## To do
Within the data below, copy each line where the string "getting" is found.

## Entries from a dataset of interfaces
★ ★ ★ ★
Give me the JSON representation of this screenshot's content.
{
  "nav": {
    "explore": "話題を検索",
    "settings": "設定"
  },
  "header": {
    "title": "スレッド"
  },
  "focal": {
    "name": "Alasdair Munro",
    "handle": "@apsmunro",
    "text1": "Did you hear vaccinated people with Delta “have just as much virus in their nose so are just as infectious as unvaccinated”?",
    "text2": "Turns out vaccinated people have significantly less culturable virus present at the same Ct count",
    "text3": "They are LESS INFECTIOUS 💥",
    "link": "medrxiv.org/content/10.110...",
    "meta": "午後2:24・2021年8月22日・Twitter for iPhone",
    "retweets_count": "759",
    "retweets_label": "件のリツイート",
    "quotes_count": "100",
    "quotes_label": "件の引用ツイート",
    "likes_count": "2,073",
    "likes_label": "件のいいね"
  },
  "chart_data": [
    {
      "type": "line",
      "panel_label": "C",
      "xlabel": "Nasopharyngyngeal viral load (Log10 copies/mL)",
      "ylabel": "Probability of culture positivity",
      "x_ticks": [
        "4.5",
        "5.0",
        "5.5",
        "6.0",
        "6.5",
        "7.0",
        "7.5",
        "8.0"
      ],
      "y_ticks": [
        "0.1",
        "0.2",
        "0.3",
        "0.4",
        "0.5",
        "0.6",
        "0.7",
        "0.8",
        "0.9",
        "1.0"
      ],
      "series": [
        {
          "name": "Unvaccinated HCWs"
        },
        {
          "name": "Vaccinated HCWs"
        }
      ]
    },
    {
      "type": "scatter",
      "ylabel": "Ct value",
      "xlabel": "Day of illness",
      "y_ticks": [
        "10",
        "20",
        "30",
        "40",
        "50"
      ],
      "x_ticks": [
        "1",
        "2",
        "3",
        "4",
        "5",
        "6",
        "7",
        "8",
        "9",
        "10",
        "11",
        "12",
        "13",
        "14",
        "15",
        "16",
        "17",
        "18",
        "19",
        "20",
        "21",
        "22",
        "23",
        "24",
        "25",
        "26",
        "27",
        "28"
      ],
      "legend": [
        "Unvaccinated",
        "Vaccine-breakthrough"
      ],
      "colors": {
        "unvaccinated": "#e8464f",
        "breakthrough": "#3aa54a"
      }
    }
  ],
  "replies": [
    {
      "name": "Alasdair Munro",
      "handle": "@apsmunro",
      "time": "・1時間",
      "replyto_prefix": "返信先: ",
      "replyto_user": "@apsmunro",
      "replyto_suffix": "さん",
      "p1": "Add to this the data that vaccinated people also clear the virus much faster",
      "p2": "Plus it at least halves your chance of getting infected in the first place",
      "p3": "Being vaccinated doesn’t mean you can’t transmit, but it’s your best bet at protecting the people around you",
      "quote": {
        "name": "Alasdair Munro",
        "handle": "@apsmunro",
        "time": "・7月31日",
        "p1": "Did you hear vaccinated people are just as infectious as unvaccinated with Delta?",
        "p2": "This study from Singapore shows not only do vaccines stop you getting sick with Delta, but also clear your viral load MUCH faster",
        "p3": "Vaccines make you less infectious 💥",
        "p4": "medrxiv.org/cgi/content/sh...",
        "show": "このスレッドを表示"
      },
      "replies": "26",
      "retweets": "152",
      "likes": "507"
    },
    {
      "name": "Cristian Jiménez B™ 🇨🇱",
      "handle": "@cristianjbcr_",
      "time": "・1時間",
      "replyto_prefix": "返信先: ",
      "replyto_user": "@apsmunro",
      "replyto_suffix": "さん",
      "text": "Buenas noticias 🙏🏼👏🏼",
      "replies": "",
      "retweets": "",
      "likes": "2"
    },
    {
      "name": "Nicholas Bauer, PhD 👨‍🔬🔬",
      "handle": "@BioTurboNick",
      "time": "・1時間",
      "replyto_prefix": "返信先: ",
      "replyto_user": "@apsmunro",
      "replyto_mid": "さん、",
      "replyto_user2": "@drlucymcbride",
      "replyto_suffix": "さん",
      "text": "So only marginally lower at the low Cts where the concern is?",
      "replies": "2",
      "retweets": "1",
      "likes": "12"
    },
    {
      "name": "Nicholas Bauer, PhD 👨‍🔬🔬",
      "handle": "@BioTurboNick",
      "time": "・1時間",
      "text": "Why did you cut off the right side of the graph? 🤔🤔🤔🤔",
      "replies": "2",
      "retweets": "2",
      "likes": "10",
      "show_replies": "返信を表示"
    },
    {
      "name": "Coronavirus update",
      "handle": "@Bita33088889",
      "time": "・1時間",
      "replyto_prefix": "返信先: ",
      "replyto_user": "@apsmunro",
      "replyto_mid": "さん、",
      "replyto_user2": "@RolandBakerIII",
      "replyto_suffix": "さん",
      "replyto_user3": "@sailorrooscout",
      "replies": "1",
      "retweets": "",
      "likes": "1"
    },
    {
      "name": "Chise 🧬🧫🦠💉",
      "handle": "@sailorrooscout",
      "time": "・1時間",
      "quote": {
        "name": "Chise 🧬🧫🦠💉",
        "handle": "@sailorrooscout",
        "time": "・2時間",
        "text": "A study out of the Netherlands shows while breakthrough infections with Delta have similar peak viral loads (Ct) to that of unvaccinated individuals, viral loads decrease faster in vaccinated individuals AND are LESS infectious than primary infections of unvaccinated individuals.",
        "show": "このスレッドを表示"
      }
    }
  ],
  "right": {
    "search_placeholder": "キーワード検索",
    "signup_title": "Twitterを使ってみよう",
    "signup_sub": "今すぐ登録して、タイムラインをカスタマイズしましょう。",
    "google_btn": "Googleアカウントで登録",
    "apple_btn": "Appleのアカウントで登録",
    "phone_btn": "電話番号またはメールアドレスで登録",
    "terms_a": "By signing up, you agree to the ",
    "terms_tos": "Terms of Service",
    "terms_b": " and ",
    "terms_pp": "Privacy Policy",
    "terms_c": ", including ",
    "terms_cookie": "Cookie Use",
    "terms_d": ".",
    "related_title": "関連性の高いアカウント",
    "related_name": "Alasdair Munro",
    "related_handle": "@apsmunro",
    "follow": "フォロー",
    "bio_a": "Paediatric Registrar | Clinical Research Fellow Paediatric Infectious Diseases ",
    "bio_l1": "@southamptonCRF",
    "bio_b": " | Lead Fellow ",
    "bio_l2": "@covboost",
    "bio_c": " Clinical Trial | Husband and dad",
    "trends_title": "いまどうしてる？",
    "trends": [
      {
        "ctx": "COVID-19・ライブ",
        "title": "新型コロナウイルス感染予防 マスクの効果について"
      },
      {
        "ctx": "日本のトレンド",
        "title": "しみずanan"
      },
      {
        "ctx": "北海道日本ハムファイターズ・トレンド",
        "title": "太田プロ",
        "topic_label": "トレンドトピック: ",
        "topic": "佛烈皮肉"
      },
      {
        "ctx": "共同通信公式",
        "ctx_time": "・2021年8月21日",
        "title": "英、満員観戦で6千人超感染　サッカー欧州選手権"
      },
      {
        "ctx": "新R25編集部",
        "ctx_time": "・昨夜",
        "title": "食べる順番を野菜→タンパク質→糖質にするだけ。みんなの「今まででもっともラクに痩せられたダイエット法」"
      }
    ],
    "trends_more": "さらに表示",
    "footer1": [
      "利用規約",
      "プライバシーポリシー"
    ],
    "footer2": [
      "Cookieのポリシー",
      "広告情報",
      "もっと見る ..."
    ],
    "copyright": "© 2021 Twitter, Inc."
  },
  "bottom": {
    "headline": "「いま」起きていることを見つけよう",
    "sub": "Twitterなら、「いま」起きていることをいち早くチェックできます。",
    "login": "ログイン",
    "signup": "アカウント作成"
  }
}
★ ★ ★ ★
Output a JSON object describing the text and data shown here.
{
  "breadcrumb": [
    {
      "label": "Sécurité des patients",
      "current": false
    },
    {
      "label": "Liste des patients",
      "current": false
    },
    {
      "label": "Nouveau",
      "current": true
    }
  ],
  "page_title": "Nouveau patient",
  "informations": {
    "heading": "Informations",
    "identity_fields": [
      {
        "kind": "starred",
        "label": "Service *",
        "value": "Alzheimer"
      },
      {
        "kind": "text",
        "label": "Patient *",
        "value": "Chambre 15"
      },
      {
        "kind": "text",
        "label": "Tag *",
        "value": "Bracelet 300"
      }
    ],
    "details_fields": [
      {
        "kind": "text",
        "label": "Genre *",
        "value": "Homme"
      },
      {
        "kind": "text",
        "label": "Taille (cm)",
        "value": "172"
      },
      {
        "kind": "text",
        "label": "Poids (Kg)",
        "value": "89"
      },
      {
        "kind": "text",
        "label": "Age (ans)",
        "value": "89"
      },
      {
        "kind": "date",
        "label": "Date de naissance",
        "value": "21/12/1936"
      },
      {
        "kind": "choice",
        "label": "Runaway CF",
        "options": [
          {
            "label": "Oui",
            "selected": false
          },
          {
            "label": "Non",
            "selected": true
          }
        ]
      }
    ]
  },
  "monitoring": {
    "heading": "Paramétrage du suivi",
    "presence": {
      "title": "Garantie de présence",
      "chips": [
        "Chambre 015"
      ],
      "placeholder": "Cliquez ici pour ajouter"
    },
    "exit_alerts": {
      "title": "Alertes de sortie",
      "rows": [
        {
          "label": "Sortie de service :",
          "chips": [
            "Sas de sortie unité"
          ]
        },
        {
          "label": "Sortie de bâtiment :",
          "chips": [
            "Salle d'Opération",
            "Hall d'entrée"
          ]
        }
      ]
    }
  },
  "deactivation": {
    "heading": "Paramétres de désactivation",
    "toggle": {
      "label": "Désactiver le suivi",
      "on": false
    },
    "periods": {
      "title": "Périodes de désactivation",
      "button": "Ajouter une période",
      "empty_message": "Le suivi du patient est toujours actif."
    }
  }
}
★ ★ ★ ★
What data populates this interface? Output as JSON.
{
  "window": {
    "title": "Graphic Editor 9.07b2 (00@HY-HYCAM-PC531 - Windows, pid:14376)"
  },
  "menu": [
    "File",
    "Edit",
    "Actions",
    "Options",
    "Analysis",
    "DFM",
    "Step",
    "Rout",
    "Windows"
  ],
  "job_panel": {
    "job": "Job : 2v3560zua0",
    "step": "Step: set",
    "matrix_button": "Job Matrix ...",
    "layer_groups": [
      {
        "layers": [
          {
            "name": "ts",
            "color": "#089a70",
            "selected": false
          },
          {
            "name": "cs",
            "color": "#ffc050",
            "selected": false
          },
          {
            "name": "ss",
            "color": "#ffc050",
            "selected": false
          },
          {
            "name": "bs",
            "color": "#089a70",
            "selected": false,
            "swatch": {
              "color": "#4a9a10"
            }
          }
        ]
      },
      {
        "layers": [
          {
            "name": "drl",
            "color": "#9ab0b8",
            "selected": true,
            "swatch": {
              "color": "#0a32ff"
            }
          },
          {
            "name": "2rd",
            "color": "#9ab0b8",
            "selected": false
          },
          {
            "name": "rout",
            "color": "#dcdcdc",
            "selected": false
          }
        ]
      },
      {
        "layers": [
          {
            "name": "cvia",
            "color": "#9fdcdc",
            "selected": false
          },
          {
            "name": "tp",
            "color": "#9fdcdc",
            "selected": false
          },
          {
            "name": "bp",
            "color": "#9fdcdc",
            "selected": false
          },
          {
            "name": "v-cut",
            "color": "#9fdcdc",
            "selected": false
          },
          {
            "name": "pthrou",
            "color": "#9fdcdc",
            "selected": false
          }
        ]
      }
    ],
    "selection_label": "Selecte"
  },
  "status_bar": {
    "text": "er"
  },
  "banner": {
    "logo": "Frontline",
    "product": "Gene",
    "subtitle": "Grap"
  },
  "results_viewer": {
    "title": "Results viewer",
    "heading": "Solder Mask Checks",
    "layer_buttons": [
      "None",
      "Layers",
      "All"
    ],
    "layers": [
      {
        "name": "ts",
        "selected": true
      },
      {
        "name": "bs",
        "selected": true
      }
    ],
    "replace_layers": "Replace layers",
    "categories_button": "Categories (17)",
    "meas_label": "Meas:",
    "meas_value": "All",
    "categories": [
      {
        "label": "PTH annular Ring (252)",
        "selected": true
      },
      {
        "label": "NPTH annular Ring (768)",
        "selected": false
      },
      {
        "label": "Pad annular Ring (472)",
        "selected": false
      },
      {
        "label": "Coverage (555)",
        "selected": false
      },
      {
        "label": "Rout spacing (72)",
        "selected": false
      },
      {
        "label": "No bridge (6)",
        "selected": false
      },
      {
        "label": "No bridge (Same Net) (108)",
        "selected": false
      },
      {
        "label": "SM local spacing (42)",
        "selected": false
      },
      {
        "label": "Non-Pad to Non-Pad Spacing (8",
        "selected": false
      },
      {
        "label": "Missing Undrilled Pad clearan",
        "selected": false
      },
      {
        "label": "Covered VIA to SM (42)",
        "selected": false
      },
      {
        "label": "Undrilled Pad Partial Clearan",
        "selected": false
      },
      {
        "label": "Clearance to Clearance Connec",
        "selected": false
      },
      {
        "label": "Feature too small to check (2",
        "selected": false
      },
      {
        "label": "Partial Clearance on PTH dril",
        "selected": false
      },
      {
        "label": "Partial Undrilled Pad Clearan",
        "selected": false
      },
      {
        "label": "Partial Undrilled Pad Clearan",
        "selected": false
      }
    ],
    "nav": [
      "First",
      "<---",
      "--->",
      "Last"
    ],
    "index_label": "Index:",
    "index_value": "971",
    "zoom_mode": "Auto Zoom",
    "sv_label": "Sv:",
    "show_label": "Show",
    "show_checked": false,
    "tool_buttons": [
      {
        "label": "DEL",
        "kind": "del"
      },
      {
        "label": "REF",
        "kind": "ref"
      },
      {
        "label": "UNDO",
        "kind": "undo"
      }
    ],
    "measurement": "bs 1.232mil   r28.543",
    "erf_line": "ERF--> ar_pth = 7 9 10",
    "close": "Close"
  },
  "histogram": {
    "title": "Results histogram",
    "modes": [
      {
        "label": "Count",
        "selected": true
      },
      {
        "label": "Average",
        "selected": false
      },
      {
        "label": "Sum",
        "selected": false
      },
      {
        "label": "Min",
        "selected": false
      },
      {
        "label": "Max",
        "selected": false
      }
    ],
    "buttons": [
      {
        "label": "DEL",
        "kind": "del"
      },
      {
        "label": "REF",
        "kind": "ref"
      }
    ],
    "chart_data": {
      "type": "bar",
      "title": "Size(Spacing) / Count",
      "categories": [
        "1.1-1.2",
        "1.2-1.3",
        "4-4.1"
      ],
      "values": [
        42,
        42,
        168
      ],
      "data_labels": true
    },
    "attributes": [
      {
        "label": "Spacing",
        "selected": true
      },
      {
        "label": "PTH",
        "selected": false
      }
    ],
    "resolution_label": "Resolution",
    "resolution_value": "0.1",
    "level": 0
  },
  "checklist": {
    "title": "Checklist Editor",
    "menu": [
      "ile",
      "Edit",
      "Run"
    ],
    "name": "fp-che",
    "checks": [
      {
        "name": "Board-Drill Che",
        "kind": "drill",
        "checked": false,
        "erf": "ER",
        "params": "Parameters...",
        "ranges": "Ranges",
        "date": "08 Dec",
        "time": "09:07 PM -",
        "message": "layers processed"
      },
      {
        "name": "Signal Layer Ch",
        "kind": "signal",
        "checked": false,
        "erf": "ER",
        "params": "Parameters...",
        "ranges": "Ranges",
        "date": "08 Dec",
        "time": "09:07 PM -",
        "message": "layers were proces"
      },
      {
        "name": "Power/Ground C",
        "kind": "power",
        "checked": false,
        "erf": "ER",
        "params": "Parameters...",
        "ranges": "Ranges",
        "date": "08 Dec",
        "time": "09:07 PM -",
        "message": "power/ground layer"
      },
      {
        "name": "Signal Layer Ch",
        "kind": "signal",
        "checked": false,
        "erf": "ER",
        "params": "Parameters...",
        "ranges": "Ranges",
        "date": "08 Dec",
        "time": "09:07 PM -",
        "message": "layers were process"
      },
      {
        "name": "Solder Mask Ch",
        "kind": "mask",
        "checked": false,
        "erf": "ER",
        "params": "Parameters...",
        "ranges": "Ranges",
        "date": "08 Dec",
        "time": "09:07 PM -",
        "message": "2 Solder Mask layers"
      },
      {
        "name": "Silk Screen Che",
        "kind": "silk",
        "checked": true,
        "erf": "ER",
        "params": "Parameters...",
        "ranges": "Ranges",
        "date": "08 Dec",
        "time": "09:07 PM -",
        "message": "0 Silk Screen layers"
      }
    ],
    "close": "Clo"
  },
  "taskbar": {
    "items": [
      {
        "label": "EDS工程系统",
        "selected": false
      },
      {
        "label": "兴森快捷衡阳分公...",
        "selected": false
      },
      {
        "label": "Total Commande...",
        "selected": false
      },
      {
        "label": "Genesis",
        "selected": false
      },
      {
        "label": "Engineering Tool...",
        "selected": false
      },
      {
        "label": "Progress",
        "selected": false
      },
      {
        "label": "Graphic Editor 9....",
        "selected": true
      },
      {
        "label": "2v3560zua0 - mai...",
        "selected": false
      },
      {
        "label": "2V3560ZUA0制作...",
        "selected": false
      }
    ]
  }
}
★ ★ ★ ★
## Reply to the task
      "p2": "Plus it at least halves your chance of getting infected in the first place",
        "p2": "This study from Singapore shows not only do vaccines stop you getting sick with Delta, but also clear your viral load MUCH faster",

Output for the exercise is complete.